▸ DATA FOR THIS TASK:
════════════════
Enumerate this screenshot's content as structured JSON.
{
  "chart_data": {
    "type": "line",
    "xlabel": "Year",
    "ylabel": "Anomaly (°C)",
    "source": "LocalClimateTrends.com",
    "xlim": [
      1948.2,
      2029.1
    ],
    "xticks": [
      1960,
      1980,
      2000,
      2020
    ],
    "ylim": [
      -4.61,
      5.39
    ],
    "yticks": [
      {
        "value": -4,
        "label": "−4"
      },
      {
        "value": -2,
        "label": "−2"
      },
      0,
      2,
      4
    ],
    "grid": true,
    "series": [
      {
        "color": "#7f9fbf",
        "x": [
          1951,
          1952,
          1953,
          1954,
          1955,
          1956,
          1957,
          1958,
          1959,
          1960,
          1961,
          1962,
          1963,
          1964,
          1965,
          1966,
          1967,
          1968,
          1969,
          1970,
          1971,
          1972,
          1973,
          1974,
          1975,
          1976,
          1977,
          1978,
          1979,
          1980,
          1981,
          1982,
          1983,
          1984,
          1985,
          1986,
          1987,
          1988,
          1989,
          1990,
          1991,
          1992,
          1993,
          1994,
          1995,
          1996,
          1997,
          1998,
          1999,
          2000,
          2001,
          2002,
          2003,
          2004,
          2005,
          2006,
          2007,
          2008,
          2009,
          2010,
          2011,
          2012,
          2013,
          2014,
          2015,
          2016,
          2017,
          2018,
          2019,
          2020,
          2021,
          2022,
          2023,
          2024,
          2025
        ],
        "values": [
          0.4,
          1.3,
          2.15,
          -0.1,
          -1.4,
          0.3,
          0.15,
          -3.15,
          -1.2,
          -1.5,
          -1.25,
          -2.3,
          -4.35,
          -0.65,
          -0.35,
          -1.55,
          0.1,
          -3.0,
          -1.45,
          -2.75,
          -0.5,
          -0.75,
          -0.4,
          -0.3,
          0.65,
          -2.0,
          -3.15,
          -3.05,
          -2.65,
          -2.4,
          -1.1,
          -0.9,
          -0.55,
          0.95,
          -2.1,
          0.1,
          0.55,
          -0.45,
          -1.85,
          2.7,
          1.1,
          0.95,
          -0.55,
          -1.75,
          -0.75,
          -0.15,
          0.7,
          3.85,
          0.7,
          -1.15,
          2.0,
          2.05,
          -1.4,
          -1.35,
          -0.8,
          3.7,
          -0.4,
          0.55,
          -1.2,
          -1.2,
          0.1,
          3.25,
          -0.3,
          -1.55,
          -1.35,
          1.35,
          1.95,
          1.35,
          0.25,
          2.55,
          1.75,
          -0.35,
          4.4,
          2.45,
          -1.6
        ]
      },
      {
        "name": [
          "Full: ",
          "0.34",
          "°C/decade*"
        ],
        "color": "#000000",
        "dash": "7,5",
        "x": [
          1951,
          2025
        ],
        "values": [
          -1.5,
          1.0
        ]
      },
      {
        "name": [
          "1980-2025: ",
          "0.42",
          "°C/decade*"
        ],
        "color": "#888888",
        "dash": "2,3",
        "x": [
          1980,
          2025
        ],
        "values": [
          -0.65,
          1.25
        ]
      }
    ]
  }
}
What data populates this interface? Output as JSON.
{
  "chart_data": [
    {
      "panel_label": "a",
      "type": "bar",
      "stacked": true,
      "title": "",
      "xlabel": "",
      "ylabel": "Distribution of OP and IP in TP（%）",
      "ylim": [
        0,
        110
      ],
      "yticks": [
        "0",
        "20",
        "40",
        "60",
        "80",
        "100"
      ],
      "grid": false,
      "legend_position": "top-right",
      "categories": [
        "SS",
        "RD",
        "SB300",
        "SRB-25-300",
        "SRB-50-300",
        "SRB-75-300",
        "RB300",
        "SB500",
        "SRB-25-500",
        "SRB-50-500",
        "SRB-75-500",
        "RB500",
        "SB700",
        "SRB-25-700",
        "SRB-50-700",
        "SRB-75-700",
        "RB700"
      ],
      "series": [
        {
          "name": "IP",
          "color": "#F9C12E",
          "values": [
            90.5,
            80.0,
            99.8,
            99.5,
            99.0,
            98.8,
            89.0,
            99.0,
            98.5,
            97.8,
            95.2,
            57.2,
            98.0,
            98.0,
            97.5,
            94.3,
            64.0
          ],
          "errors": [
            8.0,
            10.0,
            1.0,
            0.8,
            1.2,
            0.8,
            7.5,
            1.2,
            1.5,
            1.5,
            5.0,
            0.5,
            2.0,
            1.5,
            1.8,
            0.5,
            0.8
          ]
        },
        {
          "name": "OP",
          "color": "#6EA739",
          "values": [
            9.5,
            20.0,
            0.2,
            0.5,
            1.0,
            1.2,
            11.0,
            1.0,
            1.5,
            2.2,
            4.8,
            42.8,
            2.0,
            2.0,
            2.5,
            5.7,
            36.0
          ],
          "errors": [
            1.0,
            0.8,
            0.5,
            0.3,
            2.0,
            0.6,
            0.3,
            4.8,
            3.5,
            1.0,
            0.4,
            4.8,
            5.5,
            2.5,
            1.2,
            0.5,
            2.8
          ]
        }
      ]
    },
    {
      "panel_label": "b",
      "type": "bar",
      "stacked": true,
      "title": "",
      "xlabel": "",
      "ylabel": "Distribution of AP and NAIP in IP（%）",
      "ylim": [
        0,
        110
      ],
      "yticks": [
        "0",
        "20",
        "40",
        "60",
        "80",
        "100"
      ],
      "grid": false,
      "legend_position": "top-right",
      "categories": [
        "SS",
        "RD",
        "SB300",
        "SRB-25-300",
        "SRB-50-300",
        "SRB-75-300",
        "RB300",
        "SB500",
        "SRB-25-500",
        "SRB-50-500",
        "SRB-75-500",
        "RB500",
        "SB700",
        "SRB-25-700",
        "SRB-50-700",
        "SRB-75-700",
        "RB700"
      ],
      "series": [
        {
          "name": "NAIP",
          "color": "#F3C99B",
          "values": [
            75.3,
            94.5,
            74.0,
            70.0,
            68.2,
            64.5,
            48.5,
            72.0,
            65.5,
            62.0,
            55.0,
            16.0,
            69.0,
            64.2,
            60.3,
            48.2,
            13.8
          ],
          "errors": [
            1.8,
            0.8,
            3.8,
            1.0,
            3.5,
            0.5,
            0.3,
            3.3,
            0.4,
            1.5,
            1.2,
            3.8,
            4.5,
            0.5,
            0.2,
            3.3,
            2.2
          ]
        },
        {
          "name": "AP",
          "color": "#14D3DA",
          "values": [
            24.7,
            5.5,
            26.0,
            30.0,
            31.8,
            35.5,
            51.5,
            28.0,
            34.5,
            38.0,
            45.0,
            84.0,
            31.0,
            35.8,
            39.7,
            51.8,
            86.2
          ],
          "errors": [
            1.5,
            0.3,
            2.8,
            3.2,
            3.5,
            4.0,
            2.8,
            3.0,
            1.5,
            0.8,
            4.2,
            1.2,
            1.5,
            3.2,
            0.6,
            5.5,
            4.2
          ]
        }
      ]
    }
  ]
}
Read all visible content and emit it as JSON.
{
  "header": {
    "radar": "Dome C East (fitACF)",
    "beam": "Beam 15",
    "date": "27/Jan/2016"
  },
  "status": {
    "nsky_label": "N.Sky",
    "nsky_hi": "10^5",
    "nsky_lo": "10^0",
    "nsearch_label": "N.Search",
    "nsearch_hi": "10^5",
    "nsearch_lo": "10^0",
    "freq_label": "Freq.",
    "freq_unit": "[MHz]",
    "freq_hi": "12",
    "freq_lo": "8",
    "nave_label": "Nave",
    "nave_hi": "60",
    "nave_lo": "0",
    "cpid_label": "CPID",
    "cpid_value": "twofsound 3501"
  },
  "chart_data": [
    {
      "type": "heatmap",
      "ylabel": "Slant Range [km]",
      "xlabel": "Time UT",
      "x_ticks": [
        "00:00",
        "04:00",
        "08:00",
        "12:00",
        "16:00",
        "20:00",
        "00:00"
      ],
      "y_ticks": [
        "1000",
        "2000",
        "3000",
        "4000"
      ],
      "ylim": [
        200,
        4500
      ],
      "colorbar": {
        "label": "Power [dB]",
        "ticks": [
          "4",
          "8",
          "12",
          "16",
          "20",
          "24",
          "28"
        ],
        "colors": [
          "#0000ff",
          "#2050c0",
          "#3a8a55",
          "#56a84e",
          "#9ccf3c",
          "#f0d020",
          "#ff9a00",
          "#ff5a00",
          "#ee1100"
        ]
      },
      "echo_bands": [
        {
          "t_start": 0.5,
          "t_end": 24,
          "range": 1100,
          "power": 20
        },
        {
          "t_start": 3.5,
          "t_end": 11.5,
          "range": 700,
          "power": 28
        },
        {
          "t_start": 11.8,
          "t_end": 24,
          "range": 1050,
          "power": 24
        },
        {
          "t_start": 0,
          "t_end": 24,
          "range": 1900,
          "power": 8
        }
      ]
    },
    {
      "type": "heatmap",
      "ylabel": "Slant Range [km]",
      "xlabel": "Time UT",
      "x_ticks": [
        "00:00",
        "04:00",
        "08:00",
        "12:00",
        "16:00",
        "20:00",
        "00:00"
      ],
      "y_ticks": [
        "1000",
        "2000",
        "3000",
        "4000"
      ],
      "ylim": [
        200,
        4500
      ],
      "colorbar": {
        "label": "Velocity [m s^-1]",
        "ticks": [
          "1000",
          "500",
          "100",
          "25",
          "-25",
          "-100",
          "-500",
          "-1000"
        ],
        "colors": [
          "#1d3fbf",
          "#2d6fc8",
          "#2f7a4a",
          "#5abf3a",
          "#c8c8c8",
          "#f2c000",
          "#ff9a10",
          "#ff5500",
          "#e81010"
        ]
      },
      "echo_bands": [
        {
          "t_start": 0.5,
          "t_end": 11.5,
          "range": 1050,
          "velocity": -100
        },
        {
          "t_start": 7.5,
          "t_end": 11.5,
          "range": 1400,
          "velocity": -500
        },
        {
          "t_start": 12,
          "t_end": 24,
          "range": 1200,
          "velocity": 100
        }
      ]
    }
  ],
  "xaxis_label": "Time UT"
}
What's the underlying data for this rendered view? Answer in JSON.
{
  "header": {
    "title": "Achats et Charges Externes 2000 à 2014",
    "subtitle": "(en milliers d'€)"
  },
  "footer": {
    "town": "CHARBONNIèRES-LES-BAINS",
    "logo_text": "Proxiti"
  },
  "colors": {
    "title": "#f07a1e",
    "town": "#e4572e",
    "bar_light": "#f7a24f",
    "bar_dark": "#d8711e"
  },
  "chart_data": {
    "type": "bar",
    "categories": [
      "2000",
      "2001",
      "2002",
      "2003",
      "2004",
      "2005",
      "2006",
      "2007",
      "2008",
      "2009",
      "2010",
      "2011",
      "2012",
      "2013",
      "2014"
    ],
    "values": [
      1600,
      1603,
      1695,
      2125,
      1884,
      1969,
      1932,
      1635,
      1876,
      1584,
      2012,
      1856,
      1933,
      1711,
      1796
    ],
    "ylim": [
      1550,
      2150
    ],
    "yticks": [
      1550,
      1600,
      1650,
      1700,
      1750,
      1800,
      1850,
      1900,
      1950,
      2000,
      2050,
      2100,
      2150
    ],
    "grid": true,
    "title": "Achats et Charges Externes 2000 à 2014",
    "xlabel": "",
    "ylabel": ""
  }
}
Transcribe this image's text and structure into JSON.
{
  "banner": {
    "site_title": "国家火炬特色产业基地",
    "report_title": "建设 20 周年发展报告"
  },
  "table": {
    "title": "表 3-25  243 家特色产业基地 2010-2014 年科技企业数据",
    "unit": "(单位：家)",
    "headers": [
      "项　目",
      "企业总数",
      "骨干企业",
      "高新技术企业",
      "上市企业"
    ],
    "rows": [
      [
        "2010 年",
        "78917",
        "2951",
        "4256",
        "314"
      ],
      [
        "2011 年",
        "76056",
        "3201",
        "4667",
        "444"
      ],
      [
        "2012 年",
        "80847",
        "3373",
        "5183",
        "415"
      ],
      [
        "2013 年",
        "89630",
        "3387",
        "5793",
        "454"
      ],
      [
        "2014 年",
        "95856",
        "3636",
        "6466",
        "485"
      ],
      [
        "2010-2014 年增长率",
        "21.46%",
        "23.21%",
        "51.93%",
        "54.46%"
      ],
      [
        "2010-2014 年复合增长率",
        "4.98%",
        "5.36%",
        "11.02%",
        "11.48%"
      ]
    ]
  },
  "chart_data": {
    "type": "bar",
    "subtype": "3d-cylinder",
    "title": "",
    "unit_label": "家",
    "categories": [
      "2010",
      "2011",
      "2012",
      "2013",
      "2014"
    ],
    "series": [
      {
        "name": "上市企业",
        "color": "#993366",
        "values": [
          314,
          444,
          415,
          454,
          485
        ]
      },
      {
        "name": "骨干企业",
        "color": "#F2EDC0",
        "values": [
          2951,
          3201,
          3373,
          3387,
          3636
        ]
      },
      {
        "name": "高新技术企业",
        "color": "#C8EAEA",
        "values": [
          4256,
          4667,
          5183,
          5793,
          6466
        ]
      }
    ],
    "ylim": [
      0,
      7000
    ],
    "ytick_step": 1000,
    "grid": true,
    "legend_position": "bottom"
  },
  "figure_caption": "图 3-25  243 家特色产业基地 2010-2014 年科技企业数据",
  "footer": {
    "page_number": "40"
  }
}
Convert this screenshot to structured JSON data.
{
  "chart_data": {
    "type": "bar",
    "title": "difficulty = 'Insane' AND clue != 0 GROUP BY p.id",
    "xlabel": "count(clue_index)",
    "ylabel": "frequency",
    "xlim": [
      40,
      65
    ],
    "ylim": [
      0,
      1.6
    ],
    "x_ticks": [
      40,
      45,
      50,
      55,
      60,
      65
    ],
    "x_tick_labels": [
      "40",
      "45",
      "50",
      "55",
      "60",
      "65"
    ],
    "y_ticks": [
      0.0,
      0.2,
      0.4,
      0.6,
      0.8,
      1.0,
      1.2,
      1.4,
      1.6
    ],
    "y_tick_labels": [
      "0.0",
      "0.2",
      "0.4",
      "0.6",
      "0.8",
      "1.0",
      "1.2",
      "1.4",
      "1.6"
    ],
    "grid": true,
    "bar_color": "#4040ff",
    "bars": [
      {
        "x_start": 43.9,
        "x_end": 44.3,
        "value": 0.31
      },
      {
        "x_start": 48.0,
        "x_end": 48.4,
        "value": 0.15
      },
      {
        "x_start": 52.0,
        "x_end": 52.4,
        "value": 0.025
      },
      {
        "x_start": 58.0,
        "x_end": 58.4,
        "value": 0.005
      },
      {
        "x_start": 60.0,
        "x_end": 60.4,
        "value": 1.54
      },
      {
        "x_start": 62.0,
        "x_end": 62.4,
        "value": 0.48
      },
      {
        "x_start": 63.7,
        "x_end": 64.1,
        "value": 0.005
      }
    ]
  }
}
════════════════
▸ EXERCISE REQUIREMENTS: Using the material above, extract the line that contains "Convert this screenshot" and every line after it, exactly as given; stop at the last line.

▸ COMPLETE OUTPUT:
Convert this screenshot to structured JSON data.
{
  "chart_data": {
    "type": "bar",
    "title": "difficulty = 'Insane' AND clue != 0 GROUP BY p.id",
    "xlabel": "count(clue_index)",
    "ylabel": "frequency",
    "xlim": [
      40,
      65
    ],
    "ylim": [
      0,
      1.6
    ],
    "x_ticks": [
      40,
      45,
      50,
      55,
      60,
      65
    ],
    "x_tick_labels": [
      "40",
      "45",
      "50",
      "55",
      "60",
      "65"
    ],
    "y_ticks": [
      0.0,
      0.2,
      0.4,
      0.6,
      0.8,
      1.0,
      1.2,
      1.4,
      1.6
    ],
    "y_tick_labels": [
      "0.0",
      "0.2",
      "0.4",
      "0.6",
      "0.8",
      "1.0",
      "1.2",
      "1.4",
      "1.6"
    ],
    "grid": true,
    "bar_color": "#4040ff",
    "bars": [
      {
        "x_start": 43.9,
        "x_end": 44.3,
        "value": 0.31
      },
      {
        "x_start": 48.0,
        "x_end": 48.4,
        "value": 0.15
      },
      {
        "x_start": 52.0,
        "x_end": 52.4,
        "value": 0.025
      },
      {
        "x_start": 58.0,
        "x_end": 58.4,
        "value": 0.005
      },
      {
        "x_start": 60.0,
        "x_end": 60.4,
        "value": 1.54
      },
      {
        "x_start": 62.0,
        "x_end": 62.4,
        "value": 0.48
      },
      {
        "x_start": 63.7,
        "x_end": 64.1,
        "value": 0.005
      }
    ]
  }
}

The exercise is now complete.